[Dataset listings of figures]
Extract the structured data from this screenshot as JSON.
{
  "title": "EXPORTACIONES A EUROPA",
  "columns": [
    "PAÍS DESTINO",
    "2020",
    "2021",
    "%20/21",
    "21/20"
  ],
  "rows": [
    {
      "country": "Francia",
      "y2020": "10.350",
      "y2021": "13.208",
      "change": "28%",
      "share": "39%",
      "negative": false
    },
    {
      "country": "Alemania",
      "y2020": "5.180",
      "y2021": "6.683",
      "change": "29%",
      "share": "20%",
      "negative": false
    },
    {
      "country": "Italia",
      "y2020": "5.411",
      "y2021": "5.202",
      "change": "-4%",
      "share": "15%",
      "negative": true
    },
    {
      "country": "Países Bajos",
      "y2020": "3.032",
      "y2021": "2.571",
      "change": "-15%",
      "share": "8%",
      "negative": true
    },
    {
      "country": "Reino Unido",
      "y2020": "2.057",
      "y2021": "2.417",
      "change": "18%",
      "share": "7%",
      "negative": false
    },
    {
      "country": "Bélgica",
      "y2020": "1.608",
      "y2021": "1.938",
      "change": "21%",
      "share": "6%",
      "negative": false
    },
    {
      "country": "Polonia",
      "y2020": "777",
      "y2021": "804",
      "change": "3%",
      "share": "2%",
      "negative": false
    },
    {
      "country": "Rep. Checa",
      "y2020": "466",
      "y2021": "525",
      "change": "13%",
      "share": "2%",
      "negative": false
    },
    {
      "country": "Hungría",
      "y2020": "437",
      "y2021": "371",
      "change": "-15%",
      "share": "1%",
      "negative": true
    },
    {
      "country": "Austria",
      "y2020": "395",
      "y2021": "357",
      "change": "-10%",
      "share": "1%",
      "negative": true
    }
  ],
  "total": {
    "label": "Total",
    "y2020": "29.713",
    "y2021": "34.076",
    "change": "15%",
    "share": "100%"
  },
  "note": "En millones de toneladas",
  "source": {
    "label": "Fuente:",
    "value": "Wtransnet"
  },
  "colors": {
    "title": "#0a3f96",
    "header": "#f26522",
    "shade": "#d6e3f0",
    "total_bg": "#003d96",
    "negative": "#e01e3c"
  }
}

*Written problem*. Check each line above for the string "title" and show the ones that have it.

*Response to this exercise*.
  "title": "EXPORTACIONES A EUROPA",
    "title": "#0a3f96",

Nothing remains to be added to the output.